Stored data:
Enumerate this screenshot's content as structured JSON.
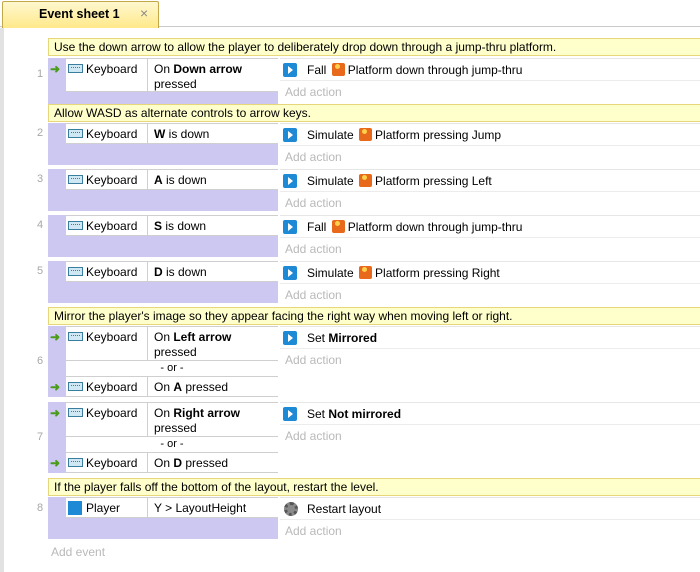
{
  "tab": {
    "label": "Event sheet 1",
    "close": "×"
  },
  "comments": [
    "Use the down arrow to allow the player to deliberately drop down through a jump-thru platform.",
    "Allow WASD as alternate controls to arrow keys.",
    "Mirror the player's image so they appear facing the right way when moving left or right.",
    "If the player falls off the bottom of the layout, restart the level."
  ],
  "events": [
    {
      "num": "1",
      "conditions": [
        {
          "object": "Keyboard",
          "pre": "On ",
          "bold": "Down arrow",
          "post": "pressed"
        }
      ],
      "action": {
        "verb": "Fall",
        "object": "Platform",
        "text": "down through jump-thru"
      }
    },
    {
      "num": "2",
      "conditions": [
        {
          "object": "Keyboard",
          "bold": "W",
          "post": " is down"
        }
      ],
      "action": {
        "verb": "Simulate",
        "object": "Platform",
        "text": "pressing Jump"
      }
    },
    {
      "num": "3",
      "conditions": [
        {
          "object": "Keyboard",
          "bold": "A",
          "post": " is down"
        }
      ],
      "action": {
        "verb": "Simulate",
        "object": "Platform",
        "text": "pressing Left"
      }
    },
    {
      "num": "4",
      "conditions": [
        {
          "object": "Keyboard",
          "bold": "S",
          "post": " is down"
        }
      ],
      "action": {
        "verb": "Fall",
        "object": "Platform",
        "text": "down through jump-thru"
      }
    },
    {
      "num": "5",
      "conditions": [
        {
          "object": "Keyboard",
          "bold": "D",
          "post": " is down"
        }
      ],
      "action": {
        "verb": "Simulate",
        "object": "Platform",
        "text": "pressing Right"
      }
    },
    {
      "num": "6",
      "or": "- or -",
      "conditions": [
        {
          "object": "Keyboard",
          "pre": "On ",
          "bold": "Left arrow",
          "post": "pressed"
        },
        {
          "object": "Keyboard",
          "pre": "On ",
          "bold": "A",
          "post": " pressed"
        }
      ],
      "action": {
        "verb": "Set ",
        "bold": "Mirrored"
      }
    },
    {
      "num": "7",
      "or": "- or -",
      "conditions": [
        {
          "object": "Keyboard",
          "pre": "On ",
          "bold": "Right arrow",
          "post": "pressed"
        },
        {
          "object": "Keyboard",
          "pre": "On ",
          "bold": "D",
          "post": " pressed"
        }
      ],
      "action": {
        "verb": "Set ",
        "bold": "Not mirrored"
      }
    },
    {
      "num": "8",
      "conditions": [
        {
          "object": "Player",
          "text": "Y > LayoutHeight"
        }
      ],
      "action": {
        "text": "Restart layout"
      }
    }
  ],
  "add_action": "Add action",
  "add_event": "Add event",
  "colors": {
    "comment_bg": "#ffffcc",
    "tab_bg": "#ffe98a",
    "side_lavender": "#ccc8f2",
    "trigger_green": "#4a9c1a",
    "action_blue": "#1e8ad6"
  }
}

* * *

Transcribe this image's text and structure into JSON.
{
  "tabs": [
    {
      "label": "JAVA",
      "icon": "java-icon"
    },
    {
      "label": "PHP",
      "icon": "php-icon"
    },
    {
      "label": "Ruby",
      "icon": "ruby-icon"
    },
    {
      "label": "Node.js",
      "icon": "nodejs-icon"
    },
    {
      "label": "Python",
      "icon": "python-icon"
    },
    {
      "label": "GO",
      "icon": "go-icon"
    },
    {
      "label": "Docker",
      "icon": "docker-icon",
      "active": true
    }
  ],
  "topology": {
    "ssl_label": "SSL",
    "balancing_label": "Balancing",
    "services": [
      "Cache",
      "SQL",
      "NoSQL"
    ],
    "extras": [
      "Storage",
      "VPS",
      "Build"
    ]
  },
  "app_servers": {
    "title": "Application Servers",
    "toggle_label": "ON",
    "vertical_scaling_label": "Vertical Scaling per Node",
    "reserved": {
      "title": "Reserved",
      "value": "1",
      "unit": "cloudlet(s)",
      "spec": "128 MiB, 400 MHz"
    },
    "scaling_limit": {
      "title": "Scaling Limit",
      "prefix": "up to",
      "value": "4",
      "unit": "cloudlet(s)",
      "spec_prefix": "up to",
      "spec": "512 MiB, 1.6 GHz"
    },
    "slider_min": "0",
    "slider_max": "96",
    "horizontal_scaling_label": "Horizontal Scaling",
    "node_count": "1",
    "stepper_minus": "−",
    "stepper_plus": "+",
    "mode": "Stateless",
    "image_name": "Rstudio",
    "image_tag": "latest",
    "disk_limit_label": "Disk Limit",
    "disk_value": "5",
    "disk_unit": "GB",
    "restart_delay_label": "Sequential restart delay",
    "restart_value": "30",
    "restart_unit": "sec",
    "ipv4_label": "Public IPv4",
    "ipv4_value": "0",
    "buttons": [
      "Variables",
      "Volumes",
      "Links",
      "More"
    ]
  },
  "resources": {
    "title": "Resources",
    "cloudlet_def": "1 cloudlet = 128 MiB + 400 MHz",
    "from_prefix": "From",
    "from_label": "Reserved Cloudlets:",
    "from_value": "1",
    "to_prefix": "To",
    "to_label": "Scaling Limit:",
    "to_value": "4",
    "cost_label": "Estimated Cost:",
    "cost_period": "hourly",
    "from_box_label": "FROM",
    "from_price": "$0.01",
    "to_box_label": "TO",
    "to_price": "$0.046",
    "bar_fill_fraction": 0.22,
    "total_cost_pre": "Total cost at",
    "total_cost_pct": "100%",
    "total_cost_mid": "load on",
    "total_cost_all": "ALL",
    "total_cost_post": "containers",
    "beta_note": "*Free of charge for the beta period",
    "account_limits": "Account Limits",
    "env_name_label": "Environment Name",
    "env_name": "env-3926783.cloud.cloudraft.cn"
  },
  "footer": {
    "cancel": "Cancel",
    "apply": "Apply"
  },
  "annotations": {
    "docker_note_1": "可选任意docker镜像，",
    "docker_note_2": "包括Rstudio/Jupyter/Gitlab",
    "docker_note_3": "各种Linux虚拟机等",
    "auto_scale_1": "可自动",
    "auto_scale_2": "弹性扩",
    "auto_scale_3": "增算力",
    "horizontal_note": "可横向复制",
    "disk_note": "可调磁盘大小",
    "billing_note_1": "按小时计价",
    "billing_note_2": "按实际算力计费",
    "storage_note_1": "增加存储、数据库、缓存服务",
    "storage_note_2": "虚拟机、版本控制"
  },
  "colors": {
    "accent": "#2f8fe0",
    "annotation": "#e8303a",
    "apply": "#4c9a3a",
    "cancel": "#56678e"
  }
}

--

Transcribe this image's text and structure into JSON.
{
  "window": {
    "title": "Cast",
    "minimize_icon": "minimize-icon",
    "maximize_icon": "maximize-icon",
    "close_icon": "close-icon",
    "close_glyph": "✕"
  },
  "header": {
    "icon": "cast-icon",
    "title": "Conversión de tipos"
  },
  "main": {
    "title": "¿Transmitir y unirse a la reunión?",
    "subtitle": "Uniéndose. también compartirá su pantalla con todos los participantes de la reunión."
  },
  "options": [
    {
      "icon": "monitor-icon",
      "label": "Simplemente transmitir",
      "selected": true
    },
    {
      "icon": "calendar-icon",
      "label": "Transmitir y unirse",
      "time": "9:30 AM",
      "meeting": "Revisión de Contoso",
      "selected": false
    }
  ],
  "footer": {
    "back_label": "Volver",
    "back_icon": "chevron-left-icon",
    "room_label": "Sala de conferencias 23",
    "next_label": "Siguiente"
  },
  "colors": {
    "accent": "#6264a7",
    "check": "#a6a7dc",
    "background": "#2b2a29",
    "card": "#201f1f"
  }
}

Goal of the exercise: Give the number of lines above that hold the word "pressing", and nothing more.

Output of the exercise: 3